In the listing below, locate the lines that hold "title" and copy them.

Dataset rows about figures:
**********

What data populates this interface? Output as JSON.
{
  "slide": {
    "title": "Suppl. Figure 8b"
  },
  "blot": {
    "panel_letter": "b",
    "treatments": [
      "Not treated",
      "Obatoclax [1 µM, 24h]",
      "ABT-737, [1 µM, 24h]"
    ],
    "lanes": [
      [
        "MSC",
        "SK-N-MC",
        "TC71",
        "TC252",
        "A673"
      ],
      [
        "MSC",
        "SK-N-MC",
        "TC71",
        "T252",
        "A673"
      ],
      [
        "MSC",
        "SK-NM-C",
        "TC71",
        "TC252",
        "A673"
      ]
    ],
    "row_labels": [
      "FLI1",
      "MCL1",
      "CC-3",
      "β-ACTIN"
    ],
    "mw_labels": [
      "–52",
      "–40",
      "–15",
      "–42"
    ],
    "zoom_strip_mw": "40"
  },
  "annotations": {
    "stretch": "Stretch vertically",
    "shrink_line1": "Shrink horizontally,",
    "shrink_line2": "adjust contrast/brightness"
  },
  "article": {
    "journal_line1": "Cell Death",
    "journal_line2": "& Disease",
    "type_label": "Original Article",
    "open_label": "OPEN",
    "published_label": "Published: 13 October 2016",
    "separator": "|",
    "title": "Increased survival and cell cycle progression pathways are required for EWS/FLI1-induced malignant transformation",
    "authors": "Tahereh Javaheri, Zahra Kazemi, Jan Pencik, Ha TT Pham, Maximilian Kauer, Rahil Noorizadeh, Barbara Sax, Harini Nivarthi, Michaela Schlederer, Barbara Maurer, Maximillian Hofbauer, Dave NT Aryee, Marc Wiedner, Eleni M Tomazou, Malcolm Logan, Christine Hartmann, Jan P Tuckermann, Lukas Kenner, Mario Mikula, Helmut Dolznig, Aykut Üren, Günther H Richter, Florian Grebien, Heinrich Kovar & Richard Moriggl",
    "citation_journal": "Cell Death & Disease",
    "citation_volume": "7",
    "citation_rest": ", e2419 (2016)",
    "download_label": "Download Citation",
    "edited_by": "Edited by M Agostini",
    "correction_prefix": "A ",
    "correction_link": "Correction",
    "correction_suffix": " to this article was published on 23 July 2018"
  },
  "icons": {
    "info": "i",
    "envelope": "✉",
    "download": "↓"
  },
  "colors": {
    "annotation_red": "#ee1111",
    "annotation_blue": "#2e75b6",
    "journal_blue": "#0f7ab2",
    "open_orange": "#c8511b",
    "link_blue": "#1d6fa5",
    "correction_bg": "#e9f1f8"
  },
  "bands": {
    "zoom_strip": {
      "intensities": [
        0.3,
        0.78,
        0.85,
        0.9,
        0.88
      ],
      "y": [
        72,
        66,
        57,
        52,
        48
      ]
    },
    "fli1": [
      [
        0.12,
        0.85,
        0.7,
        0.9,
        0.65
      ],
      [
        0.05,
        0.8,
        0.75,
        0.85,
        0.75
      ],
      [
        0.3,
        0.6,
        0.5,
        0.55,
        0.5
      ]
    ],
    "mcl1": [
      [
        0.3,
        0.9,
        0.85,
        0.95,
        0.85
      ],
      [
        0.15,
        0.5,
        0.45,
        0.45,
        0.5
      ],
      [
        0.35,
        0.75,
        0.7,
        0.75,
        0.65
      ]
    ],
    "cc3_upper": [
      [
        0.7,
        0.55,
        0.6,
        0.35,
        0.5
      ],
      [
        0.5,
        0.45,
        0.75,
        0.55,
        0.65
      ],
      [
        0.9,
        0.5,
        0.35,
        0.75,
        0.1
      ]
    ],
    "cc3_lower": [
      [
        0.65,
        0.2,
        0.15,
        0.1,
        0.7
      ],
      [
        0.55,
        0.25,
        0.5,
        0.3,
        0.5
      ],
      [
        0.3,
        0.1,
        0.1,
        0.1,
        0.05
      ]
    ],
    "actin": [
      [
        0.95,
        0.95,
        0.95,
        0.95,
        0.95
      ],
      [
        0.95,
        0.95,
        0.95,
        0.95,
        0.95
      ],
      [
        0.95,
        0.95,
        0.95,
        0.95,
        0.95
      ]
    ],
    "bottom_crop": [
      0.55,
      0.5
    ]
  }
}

**********

→ **EXERCISE RESPONSE**:
    "title": "Suppl. Figure 8b"
    "title": "Increased survival and cell cycle progression pathways are required for EWS/FLI1-induced malignant transformation",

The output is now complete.